**EXERCISE PROMPT**
Using the material that follows, identify and copy each line with the string "Consumption".

[Data listing]
**********
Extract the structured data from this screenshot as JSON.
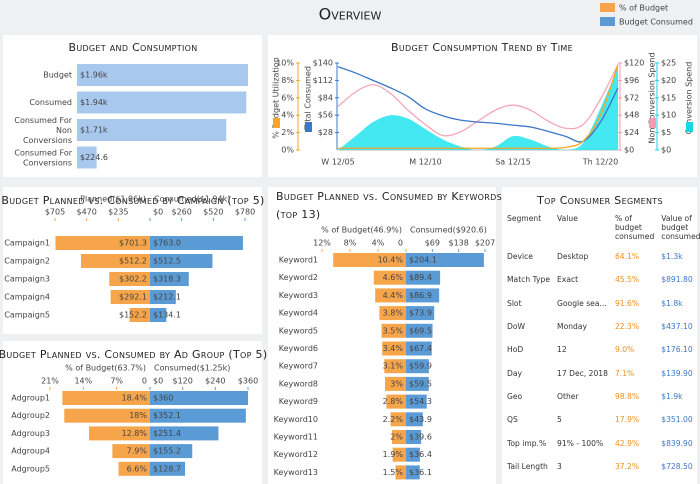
{
  "header": {
    "title": "Overview"
  },
  "legend": [
    {
      "label": "% of Budget",
      "color": "#f7a54a"
    },
    {
      "label": "Budget Consumed",
      "color": "#5b9bd5"
    }
  ],
  "chart_data": [
    {
      "type": "bar",
      "title": "Budget and Consumption",
      "orientation": "horizontal",
      "color": "#a9c8ee",
      "categories": [
        "Budget",
        "Consumed",
        "Consumed For Non Conversions",
        "Consumed For Conversions"
      ],
      "values": [
        1960,
        1940,
        1710,
        224.6
      ],
      "value_labels": [
        "$1.96k",
        "$1.94k",
        "$1.71k",
        "$224.6"
      ]
    },
    {
      "type": "line",
      "title": "Budget Consumption Trend by Time",
      "categories": [
        "W 12/05",
        null,
        null,
        null,
        null,
        "M 12/10",
        null,
        null,
        null,
        null,
        "Sa 12/15",
        null,
        null,
        null,
        null,
        "Th 12/20",
        null
      ],
      "axes": [
        {
          "label": "% Budget Utilization",
          "color": "#f5a623",
          "lim": [
            0,
            10
          ],
          "ticks": [
            {
              "value": 0,
              "label": "0%"
            },
            {
              "value": 2,
              "label": "2%"
            },
            {
              "value": 4,
              "label": "4%"
            },
            {
              "value": 6,
              "label": "6%"
            },
            {
              "value": 8,
              "label": "8%"
            },
            {
              "value": 10,
              "label": "10%"
            }
          ]
        },
        {
          "label": "Total Consumed",
          "color": "#3c78c8",
          "lim": [
            0,
            140
          ],
          "ticks": [
            {
              "value": 28,
              "label": "$28"
            },
            {
              "value": 56,
              "label": "$56"
            },
            {
              "value": 84,
              "label": "$84"
            },
            {
              "value": 112,
              "label": "$112"
            },
            {
              "value": 140,
              "label": "$140"
            }
          ]
        },
        {
          "label": "Non Conversion Spend",
          "color": "#f29bb2",
          "lim": [
            0,
            120
          ],
          "ticks": [
            {
              "value": 0,
              "label": "$0"
            },
            {
              "value": 24,
              "label": "$24"
            },
            {
              "value": 48,
              "label": "$48"
            },
            {
              "value": 72,
              "label": "$72"
            },
            {
              "value": 96,
              "label": "$96"
            },
            {
              "value": 120,
              "label": "$120"
            }
          ]
        },
        {
          "label": "Conversion Spend",
          "color": "#19d6e6",
          "lim": [
            0,
            25
          ],
          "ticks": [
            {
              "value": 0,
              "label": "$0"
            },
            {
              "value": 5,
              "label": "$5"
            },
            {
              "value": 10,
              "label": "$10"
            },
            {
              "value": 15,
              "label": "$15"
            },
            {
              "value": 20,
              "label": "$20"
            },
            {
              "value": 25,
              "label": "$25"
            }
          ]
        }
      ],
      "series": [
        {
          "axis": 3,
          "style": "area",
          "color": "#2fe6f0",
          "values": [
            0,
            4,
            8,
            10,
            9,
            6,
            3,
            1,
            0,
            1,
            4,
            3,
            1,
            0,
            2,
            12,
            24
          ]
        },
        {
          "axis": 2,
          "style": "line",
          "color": "#f4a7b9",
          "values": [
            60,
            80,
            90,
            78,
            55,
            35,
            20,
            25,
            40,
            55,
            62,
            55,
            40,
            30,
            35,
            70,
            118
          ]
        },
        {
          "axis": 1,
          "style": "line",
          "color": "#3c78c8",
          "values": [
            134,
            124,
            112,
            100,
            86,
            66,
            55,
            48,
            45,
            43,
            40,
            37,
            30,
            22,
            14,
            45,
            100
          ]
        },
        {
          "axis": 0,
          "style": "line",
          "color": "#f5a623",
          "values": [
            0.2,
            0.2,
            0.2,
            0.2,
            0.2,
            0.2,
            0.2,
            0.2,
            0.2,
            0.2,
            0.2,
            0.2,
            0.2,
            0.3,
            1,
            4,
            9.8
          ]
        }
      ]
    },
    {
      "type": "diverging",
      "title": "Budget Planned vs. Consumed by Campaign (top 5)",
      "categories": [
        "Campaign1",
        "Campaign2",
        "Campaign3",
        "Campaign4",
        "Campaign5"
      ],
      "series": [
        {
          "name": "Planned($1.96k)",
          "color": "#f7a54a",
          "xlim": [
            0,
            705
          ],
          "xticks": [
            {
              "value": 705,
              "label": "$705"
            },
            {
              "value": 470,
              "label": "$470"
            },
            {
              "value": 235,
              "label": "$235"
            }
          ],
          "values": [
            701.3,
            512.2,
            302.2,
            292.1,
            152.2
          ],
          "value_labels": [
            "$701.3",
            "$512.2",
            "$302.2",
            "$292.1",
            "$152.2"
          ]
        },
        {
          "name": "Consumed($1.94k)",
          "color": "#5b9bd5",
          "xlim": [
            0,
            780
          ],
          "xticks": [
            {
              "value": 0,
              "label": "$0"
            },
            {
              "value": 260,
              "label": "$260"
            },
            {
              "value": 520,
              "label": "$520"
            },
            {
              "value": 780,
              "label": "$780"
            }
          ],
          "values": [
            763,
            512.5,
            318.3,
            212.1,
            134.1
          ],
          "value_labels": [
            "$763.0",
            "$512.5",
            "$318.3",
            "$212.1",
            "$134.1"
          ]
        }
      ]
    },
    {
      "type": "diverging",
      "title": "Budget Planned vs. Consumed by Ad Group (Top 5)",
      "categories": [
        "Adgroup1",
        "Adgroup2",
        "Adgroup3",
        "Adgroup4",
        "Adgroup5"
      ],
      "series": [
        {
          "name": "% of Budget(63.7%)",
          "color": "#f7a54a",
          "xlim": [
            0,
            21
          ],
          "xticks": [
            {
              "value": 21,
              "label": "21%"
            },
            {
              "value": 14,
              "label": "14%"
            },
            {
              "value": 7,
              "label": "7%"
            },
            0
          ],
          "values": [
            18.4,
            18,
            12.8,
            7.9,
            6.6
          ],
          "value_labels": [
            "18.4%",
            "18%",
            "12.8%",
            "7.9%",
            "6.6%"
          ]
        },
        {
          "name": "Consumed($1.25k)",
          "color": "#5b9bd5",
          "xlim": [
            0,
            360
          ],
          "xticks": [
            {
              "value": 0,
              "label": "$0"
            },
            {
              "value": 120,
              "label": "$120"
            },
            {
              "value": 240,
              "label": "$240"
            },
            {
              "value": 360,
              "label": "$360"
            }
          ],
          "values": [
            360,
            352.1,
            251.4,
            155.2,
            128.7
          ],
          "value_labels": [
            "$360",
            "$352.1",
            "$251.4",
            "$155.2",
            "$128.7"
          ]
        }
      ]
    },
    {
      "type": "diverging",
      "title": "Budget Planned vs. Consumed by Keywords (top 13)",
      "categories": [
        "Keyword1",
        "Keyword2",
        "Keyword3",
        "Keyword4",
        "Keyword5",
        "Keyword6",
        "Keyword7",
        "Keyword8",
        "Keyword9",
        "Keyword10",
        "Keyword11",
        "Keyword12",
        "Keyword13"
      ],
      "series": [
        {
          "name": "% of Budget(46.9%)",
          "color": "#f7a54a",
          "xlim": [
            0,
            12
          ],
          "xticks": [
            {
              "value": 12,
              "label": "12%"
            },
            {
              "value": 8,
              "label": "8%"
            },
            {
              "value": 4,
              "label": "4%"
            },
            0
          ],
          "values": [
            10.4,
            4.6,
            4.4,
            3.8,
            3.5,
            3.4,
            3.1,
            3,
            2.8,
            2.2,
            2,
            1.9,
            1.5
          ],
          "value_labels": [
            "10.4%",
            "4.6%",
            "4.4%",
            "3.8%",
            "3.5%",
            "3.4%",
            "3.1%",
            "3%",
            "2.8%",
            "2.2%",
            "2%",
            "1.9%",
            "1.5%"
          ]
        },
        {
          "name": "Consumed($920.6)",
          "color": "#5b9bd5",
          "xlim": [
            0,
            207
          ],
          "xticks": [
            {
              "value": 69,
              "label": "$69"
            },
            {
              "value": 138,
              "label": "$138"
            },
            {
              "value": 207,
              "label": "$207"
            }
          ],
          "values": [
            204.1,
            89.4,
            86.9,
            73.9,
            69.5,
            67.4,
            59.9,
            59.5,
            54.3,
            43.9,
            39.6,
            36.4,
            36.1
          ],
          "value_labels": [
            "$204.1",
            "$89.4",
            "$86.9",
            "$73.9",
            "$69.5",
            "$67.4",
            "$59.9",
            "$59.5",
            "$54.3",
            "$43.9",
            "$39.6",
            "$36.4",
            "$36.1"
          ]
        }
      ]
    }
  ],
  "table": {
    "title": "Top Consumer Segments",
    "columns": [
      "Segment",
      "Value",
      "% of budget consumed",
      "Value of budget consumed"
    ],
    "rows": [
      [
        "Device",
        "Desktop",
        "64.1%",
        "$1.3k"
      ],
      [
        "Match Type",
        "Exact",
        "45.5%",
        "$891.80"
      ],
      [
        "Slot",
        "Google sea...",
        "91.6%",
        "$1.8k"
      ],
      [
        "DoW",
        "Monday",
        "22.3%",
        "$437.10"
      ],
      [
        "HoD",
        "12",
        "9.0%",
        "$176.10"
      ],
      [
        "Day",
        "17 Dec, 2018",
        "7.1%",
        "$139.90"
      ],
      [
        "Geo",
        "Other",
        "98.8%",
        "$1.9k"
      ],
      [
        "QS",
        "5",
        "17.9%",
        "$351.00"
      ],
      [
        "Top imp.%",
        "91% - 100%",
        "42.9%",
        "$839.90"
      ],
      [
        "Tail Length",
        "3",
        "37.2%",
        "$728.50"
      ]
    ]
  }
}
**********
**PROBLEM SOLUTION**
      "title": "Budget and Consumption",
      "title": "Budget Consumption Trend by Time",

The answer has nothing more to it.